What this task involves
Copy the data precisely, character for character, and leave out every picture.

Data supplied
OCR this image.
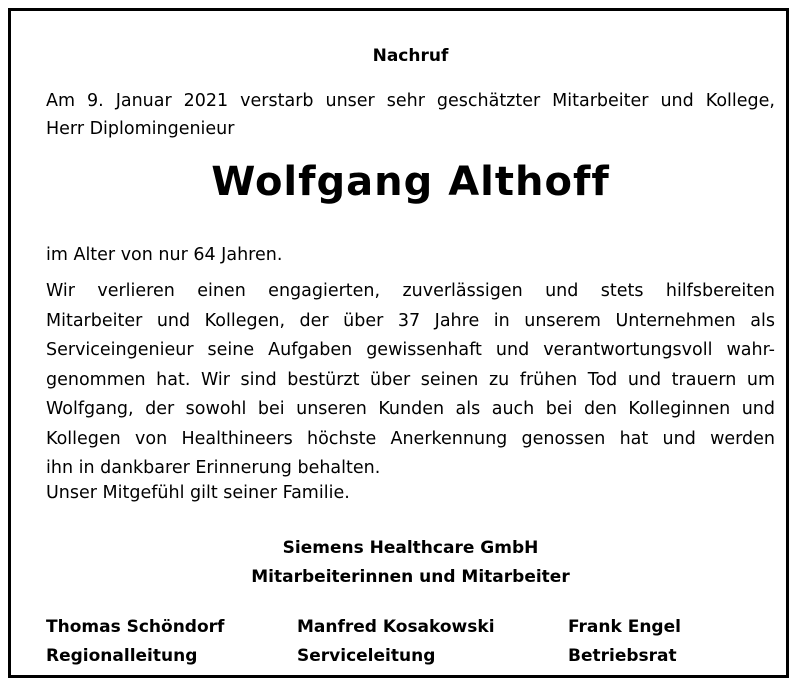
Nachruf
Am 9. Januar 2021 verstarb unser sehr geschätzter Mitarbeiter und Kollege,
Herr Diplomingenieur
Wolfgang Althoff
im Alter von nur 64 Jahren.
Wir verlieren einen engagierten, zuverlässigen und stets hilfsbereiten
Mitarbeiter und Kollegen, der über 37 Jahre in unserem Unternehmen als
Serviceingenieur seine Aufgaben gewissenhaft und verantwortungsvoll wahr-
genommen hat. Wir sind bestürzt über seinen zu frühen Tod und trauern um
Wolfgang, der sowohl bei unseren Kunden als auch bei den Kolleginnen und
Kollegen von Healthineers höchste Anerkennung genossen hat und werden
ihn in dankbarer Erinnerung behalten.
Unser Mitgefühl gilt seiner Familie.
Siemens Healthcare GmbH
Mitarbeiterinnen und Mitarbeiter
Thomas Schöndorf
Regionalleitung
Manfred Kosakowski
Serviceleitung
Frank Engel
Betriebsrat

Written response
OCR this image.
Nachruf
Am 9. Januar 2021 verstarb unser sehr geschätzter Mitarbeiter und Kollege,
Herr Diplomingenieur
Wolfgang Althoff
im Alter von nur 64 Jahren.
Wir verlieren einen engagierten, zuverlässigen und stets hilfsbereiten
Mitarbeiter und Kollegen, der über 37 Jahre in unserem Unternehmen als
Serviceingenieur seine Aufgaben gewissenhaft und verantwortungsvoll wahr-
genommen hat. Wir sind bestürzt über seinen zu frühen Tod und trauern um
Wolfgang, der sowohl bei unseren Kunden als auch bei den Kolleginnen und
Kollegen von Healthineers höchste Anerkennung genossen hat und werden
ihn in dankbarer Erinnerung behalten.
Unser Mitgefühl gilt seiner Familie.
Siemens Healthcare GmbH
Mitarbeiterinnen und Mitarbeiter
Thomas Schöndorf
Regionalleitung
Manfred Kosakowski
Serviceleitung
Frank Engel
Betriebsrat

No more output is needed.